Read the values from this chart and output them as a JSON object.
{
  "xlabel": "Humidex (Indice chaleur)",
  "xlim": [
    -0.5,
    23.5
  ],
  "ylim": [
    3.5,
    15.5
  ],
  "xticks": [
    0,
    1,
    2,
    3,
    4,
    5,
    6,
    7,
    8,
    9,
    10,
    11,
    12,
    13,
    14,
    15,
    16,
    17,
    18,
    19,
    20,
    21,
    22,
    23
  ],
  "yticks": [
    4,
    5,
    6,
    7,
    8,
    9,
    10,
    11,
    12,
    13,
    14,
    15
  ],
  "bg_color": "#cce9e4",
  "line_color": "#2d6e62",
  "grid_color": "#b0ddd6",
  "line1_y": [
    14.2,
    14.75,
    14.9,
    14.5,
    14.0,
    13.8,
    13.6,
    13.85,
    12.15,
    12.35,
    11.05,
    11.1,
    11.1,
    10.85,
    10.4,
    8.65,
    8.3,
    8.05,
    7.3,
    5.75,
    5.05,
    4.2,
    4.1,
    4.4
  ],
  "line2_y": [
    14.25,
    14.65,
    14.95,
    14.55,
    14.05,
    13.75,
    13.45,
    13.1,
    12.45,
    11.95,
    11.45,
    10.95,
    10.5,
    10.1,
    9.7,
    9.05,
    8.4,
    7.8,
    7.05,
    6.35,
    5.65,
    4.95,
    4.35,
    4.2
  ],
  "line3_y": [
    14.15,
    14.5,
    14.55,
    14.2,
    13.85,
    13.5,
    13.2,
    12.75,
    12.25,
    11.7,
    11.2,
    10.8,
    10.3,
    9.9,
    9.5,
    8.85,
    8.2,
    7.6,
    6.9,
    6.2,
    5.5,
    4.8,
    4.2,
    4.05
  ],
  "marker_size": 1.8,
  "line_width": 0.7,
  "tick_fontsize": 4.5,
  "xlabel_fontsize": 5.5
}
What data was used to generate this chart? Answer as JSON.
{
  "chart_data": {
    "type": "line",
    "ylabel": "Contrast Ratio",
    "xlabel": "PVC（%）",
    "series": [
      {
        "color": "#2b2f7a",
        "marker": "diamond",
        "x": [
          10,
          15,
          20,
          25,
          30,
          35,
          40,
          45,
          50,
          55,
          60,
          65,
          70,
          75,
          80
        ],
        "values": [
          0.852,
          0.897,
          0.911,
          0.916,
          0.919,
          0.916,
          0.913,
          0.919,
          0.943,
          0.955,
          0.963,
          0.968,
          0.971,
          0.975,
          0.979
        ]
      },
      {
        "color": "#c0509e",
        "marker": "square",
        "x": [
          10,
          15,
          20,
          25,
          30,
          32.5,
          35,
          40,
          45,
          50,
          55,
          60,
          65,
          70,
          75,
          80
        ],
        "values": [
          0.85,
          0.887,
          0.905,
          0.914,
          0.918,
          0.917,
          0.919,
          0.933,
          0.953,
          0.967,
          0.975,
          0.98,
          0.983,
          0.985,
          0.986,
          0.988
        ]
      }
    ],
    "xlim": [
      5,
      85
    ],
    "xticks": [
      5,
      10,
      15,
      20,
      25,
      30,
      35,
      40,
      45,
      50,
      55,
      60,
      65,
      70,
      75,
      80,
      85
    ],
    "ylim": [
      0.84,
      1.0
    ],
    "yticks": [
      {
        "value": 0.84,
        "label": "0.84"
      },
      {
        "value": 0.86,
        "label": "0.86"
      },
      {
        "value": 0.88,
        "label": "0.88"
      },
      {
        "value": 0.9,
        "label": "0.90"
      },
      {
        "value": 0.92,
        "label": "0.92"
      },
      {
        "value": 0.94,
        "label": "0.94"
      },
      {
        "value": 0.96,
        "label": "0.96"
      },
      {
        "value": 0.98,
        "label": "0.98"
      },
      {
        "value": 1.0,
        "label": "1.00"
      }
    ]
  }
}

------------------------------------

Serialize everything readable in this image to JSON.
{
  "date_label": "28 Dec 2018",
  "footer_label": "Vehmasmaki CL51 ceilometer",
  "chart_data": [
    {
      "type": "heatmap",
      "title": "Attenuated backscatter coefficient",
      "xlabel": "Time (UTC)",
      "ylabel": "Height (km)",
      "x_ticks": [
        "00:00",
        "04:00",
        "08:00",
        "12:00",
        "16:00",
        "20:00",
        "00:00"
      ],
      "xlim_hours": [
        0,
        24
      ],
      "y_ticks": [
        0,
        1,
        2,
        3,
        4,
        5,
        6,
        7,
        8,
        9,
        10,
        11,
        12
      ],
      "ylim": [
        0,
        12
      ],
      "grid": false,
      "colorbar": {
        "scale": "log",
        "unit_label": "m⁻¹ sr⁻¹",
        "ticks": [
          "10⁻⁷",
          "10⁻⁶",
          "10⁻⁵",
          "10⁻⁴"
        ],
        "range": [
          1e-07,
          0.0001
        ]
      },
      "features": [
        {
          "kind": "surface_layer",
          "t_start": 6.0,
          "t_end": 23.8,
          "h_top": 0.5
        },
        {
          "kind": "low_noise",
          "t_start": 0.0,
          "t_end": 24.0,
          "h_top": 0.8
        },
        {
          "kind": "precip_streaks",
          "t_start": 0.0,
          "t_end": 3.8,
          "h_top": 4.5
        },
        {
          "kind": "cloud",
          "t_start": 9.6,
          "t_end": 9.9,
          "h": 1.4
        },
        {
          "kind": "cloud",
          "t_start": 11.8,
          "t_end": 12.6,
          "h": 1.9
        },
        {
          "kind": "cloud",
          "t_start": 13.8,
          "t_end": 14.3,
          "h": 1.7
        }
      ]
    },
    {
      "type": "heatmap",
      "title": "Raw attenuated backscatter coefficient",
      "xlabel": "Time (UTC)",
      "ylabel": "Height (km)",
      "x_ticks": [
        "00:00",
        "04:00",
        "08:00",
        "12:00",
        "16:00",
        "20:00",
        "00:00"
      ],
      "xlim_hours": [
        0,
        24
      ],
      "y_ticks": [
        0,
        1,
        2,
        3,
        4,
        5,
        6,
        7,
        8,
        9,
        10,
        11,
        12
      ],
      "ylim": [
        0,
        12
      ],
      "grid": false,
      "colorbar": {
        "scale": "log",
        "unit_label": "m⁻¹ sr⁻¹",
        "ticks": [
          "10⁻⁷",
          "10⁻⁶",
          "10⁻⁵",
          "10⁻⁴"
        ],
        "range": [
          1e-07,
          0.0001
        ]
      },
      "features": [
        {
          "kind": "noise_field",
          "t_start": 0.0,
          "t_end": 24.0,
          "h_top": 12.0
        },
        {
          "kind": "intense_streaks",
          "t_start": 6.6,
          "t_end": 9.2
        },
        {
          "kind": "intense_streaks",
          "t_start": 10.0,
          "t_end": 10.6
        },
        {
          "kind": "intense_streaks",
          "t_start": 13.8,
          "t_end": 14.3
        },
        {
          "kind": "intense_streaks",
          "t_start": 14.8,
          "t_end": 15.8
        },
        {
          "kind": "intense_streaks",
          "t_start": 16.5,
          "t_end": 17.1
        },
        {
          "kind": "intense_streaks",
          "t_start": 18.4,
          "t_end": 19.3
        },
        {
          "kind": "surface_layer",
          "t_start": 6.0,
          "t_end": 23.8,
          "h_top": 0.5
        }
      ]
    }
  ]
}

------------------------------------

Among the entries above, identify all lines with "this" and copy them.

Read the values from this chart and output them as a JSON object.
What data was used to generate this chart? Answer as JSON.
Serialize everything readable in this image to JSON.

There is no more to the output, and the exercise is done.